Excerpt provided:
_ _ _ _

When it comes to the Benghazi attacks, the evidence against Egypt and its former president Mohammed Mursi is overwhelming. Based on that newly discovered reality that the Obama administration must have known, the administration didn’t just cover up for Ansar al-Sharia; it covered for Mursi too. Not only did it cover up for Mursi but it pushed the lie that the Innocence of Muslims video was responsible. Therefore, if the Obama administration knowingly pushed a lie instead of what it knew to be true, shouldn’t we know why that lie was pushed?
Conventional wisdom has said that the administration pointed to the video because the truth didn’t jibe with its campaign rhetoric on the eve of an election, which said that al-Qaeda was on the run. The truth very well may be that the administration would much rather you believe that than what the real truth is.
Let’s go back to an article that appeared in the Washington Times on October 8, 2012, entitled ANTI-MUSLIM moviemaker may have jihadist ties by Jessica Chasmar:
The YouTube video that spawned a wave of violent protests across the Islamic world might be more than a crude exercise in anti-Muslim propaganda.
Walid Shoebat, a Middle East pundit and reformed terrorist, says there is reason to believe that the “Innocence of Muslims” video was a hoax designed to spark the huge outpouring of Muslim rage that it did.

_ _ _ _

Stored data:
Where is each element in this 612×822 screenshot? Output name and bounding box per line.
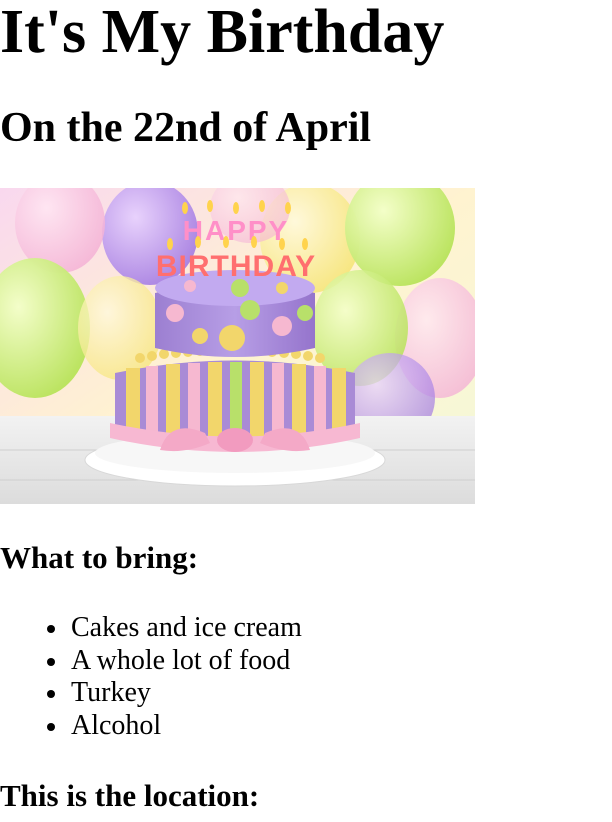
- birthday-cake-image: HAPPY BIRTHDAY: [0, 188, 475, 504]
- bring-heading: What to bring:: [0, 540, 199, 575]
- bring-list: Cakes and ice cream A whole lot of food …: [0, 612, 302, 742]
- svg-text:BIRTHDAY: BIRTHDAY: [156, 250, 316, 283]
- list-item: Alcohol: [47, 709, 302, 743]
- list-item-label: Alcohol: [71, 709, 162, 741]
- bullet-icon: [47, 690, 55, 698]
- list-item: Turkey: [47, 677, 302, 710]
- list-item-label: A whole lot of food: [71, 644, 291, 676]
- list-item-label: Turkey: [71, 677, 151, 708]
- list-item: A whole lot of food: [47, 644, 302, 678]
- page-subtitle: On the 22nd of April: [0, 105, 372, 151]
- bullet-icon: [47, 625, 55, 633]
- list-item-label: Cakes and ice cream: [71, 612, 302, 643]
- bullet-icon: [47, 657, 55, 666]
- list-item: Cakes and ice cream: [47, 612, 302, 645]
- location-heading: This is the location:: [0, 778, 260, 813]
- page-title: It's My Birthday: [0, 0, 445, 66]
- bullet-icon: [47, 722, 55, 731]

_ _ _ _

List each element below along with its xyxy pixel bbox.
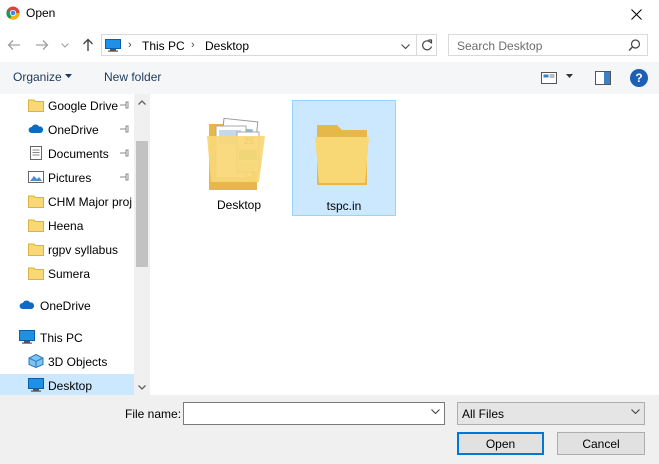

_ _ _ _

Tasks to complete:
A) List every line of the listing that contains the string "heading".
B) Continue the piece on the Benghazi attacks from the point where it stops.

Answers provided:
A)
- bring-heading: What to bring:: [0, 540, 199, 575]
- location-heading: This is the location:: [0, 778, 260, 813]

B)
Shoebat, who claims he is related to a man who was involved in criminal activities with one of the video’s producers, knows something about terrorists. He says he used to be one — a radicalized Muslim who, in his own words, was “willing to die for the cause of jihad.” He has since converted to Christianity and lives in the United States, where he writes and lectures widely on the Islamic terror threat.
Shoebat grew up in Beit Sahour near Bethlehem in the Palestinian Arab territories. So did Eiad Salameh, a man Shoebat says is his cousin. Shoebat says Salameh was a partner in crime with Nakoula Basseley Nakoula, producer of the YouTube video, which has acted as a fuse igniting an explosion of Muslim anger directed toward the West.
Nakoula Basseley Nakoula was first identified as Sam Bacile, the name he used to upload the video to YouTube. To the Wall Street Journal on Sept. 12, he claimed to be a real estate developer, an Israeli Jew who had raised “$5 million from 100 Jewish donors.” The Associated Press quickly reported he was not an Israeli, but in fact Nakoula Basseley Nakoula (that, too, may turn out to be a pseudonym, as he told a judgeSept. 27 that his real name was Mark Basseley Youssef). Taken in for questioning by L.A. sheriff’s deputies on Sept. 15, he at first denied any involvement with the film, but then said he was the writer and director. And he was not Jewish but an Egyptian Coptic Christian.
If Nakoula was willing to lie about being Jewish, would it not stand to reason that he was willing to lie about being a Copt? Chasmar writes the following a little bit later in the article:
The connection between Salameh and Nakoula is key to understanding the very real possibility that “Innocence of Muslims” was a Muslim project. Salameh, the Smoking Gun website reported Sept. 14, is “a notorious fraudster who has been tracked for more than a decade by state and federal investigators.”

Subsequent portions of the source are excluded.